-- Start TASK INPUT --
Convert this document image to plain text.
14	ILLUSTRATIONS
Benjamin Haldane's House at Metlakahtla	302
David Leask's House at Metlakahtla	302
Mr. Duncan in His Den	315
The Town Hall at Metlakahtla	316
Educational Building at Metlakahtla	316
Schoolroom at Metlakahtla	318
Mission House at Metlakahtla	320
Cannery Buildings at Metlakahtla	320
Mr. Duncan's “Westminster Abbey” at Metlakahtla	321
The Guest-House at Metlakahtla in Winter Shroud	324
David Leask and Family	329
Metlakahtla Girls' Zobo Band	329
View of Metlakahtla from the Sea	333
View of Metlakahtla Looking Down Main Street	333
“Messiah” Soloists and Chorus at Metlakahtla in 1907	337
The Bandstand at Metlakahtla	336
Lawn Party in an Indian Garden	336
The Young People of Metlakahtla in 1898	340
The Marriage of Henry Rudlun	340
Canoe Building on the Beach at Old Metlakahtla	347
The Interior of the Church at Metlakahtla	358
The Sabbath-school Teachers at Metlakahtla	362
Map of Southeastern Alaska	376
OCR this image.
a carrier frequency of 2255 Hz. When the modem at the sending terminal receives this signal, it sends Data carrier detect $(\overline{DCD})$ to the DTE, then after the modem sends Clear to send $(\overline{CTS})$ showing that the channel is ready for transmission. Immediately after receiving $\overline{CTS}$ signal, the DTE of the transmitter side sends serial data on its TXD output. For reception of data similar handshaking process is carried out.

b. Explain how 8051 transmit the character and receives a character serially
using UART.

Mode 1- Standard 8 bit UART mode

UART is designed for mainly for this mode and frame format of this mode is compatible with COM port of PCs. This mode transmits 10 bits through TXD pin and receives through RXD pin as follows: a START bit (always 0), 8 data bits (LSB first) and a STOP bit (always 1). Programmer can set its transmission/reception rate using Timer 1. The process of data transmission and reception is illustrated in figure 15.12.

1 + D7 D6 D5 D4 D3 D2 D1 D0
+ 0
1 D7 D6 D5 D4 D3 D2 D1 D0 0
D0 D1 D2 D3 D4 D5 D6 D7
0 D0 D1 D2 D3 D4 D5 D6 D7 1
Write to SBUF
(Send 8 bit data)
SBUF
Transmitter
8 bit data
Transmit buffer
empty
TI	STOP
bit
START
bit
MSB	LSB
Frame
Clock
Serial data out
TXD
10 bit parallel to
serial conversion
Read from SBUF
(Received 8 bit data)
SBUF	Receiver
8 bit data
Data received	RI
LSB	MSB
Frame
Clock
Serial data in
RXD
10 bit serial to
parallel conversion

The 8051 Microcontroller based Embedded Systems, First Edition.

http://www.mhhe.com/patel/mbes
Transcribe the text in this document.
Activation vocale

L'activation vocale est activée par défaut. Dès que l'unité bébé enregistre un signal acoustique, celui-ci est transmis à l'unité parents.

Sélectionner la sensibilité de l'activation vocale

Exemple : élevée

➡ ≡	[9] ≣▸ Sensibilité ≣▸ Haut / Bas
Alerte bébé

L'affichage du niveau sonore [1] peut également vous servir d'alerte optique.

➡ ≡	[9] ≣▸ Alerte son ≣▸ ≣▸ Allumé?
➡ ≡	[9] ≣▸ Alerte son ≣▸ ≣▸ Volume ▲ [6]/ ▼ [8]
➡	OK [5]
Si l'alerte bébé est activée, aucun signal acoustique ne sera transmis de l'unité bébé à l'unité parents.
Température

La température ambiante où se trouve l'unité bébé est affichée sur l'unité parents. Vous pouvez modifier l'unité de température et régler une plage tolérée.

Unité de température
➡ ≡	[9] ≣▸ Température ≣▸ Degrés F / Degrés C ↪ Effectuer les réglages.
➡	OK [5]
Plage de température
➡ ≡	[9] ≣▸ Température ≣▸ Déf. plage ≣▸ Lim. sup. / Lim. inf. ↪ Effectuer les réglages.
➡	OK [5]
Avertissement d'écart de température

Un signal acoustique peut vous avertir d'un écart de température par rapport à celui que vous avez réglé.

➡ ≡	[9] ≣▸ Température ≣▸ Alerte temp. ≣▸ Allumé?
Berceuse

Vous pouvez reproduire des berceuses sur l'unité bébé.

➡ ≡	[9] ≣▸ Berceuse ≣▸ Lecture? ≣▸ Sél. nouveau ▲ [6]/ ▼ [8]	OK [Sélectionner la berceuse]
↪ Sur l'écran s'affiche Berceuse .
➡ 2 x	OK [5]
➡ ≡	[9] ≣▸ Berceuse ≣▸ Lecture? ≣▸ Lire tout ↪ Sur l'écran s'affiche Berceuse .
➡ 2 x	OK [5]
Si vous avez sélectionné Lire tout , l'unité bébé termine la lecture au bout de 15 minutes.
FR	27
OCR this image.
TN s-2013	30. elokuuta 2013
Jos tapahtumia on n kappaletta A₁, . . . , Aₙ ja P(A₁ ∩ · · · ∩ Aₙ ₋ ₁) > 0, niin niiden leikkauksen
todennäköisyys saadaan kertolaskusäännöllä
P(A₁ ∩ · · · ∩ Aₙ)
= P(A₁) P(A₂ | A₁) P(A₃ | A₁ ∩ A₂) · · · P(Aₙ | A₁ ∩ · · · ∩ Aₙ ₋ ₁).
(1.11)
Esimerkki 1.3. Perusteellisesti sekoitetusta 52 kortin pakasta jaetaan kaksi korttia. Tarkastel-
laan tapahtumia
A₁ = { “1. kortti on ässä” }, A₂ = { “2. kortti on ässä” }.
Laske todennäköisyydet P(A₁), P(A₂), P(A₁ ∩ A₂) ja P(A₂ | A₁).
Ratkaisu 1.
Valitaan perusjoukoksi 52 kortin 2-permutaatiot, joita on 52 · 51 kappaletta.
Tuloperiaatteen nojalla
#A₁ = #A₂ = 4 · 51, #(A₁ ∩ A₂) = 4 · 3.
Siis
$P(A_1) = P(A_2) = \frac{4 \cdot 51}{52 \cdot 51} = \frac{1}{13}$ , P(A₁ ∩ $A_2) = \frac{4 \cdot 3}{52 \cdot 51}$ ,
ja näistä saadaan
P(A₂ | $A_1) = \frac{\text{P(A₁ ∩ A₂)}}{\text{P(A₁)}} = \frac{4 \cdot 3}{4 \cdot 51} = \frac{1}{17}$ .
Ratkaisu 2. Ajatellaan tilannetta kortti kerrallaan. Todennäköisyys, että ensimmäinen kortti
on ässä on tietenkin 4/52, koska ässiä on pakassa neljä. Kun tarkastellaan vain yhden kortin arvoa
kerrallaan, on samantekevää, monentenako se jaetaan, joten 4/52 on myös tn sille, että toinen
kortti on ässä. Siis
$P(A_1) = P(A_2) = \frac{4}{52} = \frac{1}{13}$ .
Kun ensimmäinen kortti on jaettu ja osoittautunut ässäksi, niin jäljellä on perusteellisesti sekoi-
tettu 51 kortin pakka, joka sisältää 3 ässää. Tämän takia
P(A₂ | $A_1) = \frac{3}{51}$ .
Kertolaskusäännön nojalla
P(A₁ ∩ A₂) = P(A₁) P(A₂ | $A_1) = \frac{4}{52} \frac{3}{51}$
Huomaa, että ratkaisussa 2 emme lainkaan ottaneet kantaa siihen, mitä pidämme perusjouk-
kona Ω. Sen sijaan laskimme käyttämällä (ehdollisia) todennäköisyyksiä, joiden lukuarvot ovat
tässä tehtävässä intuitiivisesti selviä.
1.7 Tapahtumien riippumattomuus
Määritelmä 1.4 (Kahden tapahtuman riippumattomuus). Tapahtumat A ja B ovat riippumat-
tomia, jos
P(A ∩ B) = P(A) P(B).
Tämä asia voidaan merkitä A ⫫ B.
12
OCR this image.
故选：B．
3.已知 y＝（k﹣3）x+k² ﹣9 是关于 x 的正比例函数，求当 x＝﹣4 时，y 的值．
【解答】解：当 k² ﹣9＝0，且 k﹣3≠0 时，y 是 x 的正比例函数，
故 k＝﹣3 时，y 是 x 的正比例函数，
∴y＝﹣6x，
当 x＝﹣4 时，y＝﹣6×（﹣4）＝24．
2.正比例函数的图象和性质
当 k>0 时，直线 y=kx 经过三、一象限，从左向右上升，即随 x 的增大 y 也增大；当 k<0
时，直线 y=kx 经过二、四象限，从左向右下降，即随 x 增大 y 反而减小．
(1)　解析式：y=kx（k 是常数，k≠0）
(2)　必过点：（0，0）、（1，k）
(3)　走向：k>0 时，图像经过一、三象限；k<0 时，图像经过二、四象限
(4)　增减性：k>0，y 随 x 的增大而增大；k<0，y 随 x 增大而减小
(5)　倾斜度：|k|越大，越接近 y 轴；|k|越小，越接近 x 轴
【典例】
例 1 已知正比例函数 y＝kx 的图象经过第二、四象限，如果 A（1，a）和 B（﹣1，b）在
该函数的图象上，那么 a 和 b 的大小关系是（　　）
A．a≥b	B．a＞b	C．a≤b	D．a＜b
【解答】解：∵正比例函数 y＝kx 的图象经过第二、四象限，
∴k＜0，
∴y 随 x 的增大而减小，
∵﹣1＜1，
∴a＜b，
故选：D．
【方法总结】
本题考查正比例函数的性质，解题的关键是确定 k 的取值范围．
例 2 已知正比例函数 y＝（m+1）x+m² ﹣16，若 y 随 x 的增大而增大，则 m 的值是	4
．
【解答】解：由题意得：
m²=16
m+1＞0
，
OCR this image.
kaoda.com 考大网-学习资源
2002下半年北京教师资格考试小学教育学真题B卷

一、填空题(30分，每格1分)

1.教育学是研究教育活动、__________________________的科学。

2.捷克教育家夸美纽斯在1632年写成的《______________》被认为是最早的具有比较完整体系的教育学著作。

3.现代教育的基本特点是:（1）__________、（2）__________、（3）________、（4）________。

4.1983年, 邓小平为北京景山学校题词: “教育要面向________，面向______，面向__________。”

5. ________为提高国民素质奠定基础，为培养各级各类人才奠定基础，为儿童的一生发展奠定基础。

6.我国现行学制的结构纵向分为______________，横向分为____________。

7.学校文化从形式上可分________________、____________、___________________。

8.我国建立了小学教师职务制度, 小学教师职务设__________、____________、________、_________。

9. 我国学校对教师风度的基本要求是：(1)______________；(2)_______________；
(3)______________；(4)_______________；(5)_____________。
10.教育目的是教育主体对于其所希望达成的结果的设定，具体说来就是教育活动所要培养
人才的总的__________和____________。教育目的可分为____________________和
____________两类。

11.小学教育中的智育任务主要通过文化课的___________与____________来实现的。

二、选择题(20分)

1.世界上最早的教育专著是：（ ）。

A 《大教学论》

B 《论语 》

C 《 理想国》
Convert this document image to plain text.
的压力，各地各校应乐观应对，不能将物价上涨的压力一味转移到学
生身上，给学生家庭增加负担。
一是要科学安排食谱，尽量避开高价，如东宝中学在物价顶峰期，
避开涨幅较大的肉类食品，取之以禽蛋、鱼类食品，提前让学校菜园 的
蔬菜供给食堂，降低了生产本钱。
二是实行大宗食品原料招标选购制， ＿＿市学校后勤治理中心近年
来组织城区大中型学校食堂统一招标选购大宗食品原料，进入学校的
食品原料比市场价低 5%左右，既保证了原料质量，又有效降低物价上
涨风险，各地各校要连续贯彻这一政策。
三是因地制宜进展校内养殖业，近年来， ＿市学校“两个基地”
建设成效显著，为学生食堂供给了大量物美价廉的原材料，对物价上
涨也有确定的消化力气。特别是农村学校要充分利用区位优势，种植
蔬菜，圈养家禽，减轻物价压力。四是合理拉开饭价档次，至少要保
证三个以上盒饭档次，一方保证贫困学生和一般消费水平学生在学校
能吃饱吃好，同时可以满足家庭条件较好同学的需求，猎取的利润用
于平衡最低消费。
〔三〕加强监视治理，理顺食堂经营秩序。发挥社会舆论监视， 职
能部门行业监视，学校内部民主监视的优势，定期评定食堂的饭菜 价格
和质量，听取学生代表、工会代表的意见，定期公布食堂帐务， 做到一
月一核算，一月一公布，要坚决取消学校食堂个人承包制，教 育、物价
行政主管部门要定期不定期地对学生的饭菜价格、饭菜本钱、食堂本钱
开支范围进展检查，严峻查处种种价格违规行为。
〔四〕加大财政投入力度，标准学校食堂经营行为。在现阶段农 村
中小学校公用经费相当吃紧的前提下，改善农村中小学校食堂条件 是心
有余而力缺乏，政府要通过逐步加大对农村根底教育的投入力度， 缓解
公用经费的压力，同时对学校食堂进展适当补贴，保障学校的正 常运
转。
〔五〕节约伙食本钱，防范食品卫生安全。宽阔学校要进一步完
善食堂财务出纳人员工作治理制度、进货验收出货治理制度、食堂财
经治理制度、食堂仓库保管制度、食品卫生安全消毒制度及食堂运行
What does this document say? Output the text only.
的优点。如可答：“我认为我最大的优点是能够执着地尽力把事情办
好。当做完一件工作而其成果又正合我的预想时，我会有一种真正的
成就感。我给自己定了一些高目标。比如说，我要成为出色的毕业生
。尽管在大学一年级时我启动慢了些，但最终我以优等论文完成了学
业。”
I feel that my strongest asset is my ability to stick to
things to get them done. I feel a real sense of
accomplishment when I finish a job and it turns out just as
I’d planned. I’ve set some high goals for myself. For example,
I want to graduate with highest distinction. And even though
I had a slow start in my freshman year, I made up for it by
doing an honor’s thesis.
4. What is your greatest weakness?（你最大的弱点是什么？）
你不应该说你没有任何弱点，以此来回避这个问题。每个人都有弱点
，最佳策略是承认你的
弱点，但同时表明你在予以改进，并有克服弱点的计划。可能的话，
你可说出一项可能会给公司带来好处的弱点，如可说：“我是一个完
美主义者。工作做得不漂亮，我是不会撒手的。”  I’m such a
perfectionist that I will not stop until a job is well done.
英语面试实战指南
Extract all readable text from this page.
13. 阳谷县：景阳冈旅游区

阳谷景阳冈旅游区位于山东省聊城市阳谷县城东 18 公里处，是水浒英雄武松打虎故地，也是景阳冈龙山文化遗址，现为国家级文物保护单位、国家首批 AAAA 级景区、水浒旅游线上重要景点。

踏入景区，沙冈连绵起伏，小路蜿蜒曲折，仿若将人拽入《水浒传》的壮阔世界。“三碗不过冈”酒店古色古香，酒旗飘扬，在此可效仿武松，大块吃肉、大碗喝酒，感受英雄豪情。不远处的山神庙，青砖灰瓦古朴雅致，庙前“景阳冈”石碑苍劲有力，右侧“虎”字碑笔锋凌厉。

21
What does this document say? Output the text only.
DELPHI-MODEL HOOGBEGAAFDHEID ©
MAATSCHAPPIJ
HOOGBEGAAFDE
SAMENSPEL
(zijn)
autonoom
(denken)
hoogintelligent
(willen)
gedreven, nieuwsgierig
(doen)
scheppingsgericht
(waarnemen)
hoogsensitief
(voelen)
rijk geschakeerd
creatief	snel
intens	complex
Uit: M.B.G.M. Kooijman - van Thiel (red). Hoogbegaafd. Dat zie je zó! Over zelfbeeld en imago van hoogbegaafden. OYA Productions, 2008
-- End TASK INPUT --
WHAT IS NEEDED —
Identify each line containing the string "activée" and copy it out.

FULL SOLUTION —
L'activation vocale est activée par défaut. Dès que l'unité bébé enregistre un signal acoustique, celui-ci est transmis à l'unité parents.
Si l'alerte bébé est activée, aucun signal acoustique ne sera transmis de l'unité bébé à l'unité parents.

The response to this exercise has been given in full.